**Information given**
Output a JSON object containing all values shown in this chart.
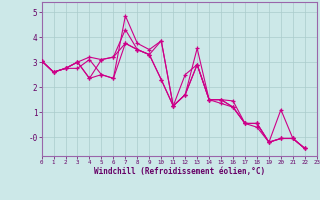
{
  "xlabel": "Windchill (Refroidissement éolien,°C)",
  "bg_color": "#cce8e8",
  "line_color": "#cc0088",
  "grid_color": "#aacccc",
  "axis_color": "#9966aa",
  "xlim": [
    0,
    23
  ],
  "ylim": [
    -0.75,
    5.4
  ],
  "xtick_vals": [
    0,
    1,
    2,
    3,
    4,
    5,
    6,
    7,
    8,
    9,
    10,
    11,
    12,
    13,
    14,
    15,
    16,
    17,
    18,
    19,
    20,
    21,
    22,
    23
  ],
  "ytick_vals": [
    0,
    1,
    2,
    3,
    4,
    5
  ],
  "ytick_labels": [
    "-0",
    "1",
    "2",
    "3",
    "4",
    "5"
  ],
  "series": [
    [
      3.05,
      2.6,
      2.75,
      2.75,
      3.1,
      2.5,
      2.35,
      4.85,
      3.75,
      3.5,
      3.85,
      1.25,
      1.7,
      3.55,
      1.5,
      1.5,
      1.45,
      0.55,
      0.55,
      -0.2,
      -0.05,
      -0.05,
      -0.45
    ],
    [
      3.05,
      2.6,
      2.75,
      3.0,
      3.2,
      3.1,
      3.2,
      4.3,
      3.5,
      3.3,
      3.85,
      1.25,
      1.7,
      2.9,
      1.5,
      1.5,
      1.2,
      0.55,
      0.55,
      -0.2,
      1.1,
      -0.05,
      -0.45
    ],
    [
      3.05,
      2.6,
      2.75,
      3.0,
      2.35,
      3.1,
      3.2,
      3.75,
      3.5,
      3.3,
      2.3,
      1.25,
      1.7,
      2.9,
      1.5,
      1.5,
      1.2,
      0.55,
      0.55,
      -0.2,
      -0.05,
      -0.05,
      -0.45
    ],
    [
      3.05,
      2.6,
      2.75,
      3.0,
      2.35,
      2.5,
      2.35,
      3.75,
      3.5,
      3.3,
      2.3,
      1.25,
      2.5,
      2.9,
      1.5,
      1.35,
      1.2,
      0.55,
      0.4,
      -0.2,
      -0.05,
      -0.05,
      -0.45
    ]
  ],
  "marker": "+",
  "markersize": 3.5,
  "linewidth": 0.8
}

**To do**
Make an exact copy of all entries above, dropping the images.

**Exercise response**
Output a JSON object containing all values shown in this chart.
{
  "xlabel": "Windchill (Refroidissement éolien,°C)",
  "bg_color": "#cce8e8",
  "line_color": "#cc0088",
  "grid_color": "#aacccc",
  "axis_color": "#9966aa",
  "xlim": [
    0,
    23
  ],
  "ylim": [
    -0.75,
    5.4
  ],
  "xtick_vals": [
    0,
    1,
    2,
    3,
    4,
    5,
    6,
    7,
    8,
    9,
    10,
    11,
    12,
    13,
    14,
    15,
    16,
    17,
    18,
    19,
    20,
    21,
    22,
    23
  ],
  "ytick_vals": [
    0,
    1,
    2,
    3,
    4,
    5
  ],
  "ytick_labels": [
    "-0",
    "1",
    "2",
    "3",
    "4",
    "5"
  ],
  "series": [
    [
      3.05,
      2.6,
      2.75,
      2.75,
      3.1,
      2.5,
      2.35,
      4.85,
      3.75,
      3.5,
      3.85,
      1.25,
      1.7,
      3.55,
      1.5,
      1.5,
      1.45,
      0.55,
      0.55,
      -0.2,
      -0.05,
      -0.05,
      -0.45
    ],
    [
      3.05,
      2.6,
      2.75,
      3.0,
      3.2,
      3.1,
      3.2,
      4.3,
      3.5,
      3.3,
      3.85,
      1.25,
      1.7,
      2.9,
      1.5,
      1.5,
      1.2,
      0.55,
      0.55,
      -0.2,
      1.1,
      -0.05,
      -0.45
    ],
    [
      3.05,
      2.6,
      2.75,
      3.0,
      2.35,
      3.1,
      3.2,
      3.75,
      3.5,
      3.3,
      2.3,
      1.25,
      1.7,
      2.9,
      1.5,
      1.5,
      1.2,
      0.55,
      0.55,
      -0.2,
      -0.05,
      -0.05,
      -0.45
    ],
    [
      3.05,
      2.6,
      2.75,
      3.0,
      2.35,
      2.5,
      2.35,
      3.75,
      3.5,
      3.3,
      2.3,
      1.25,
      2.5,
      2.9,
      1.5,
      1.35,
      1.2,
      0.55,
      0.4,
      -0.2,
      -0.05,
      -0.05,
      -0.45
    ]
  ],
  "marker": "+",
  "markersize": 3.5,
  "linewidth": 0.8
}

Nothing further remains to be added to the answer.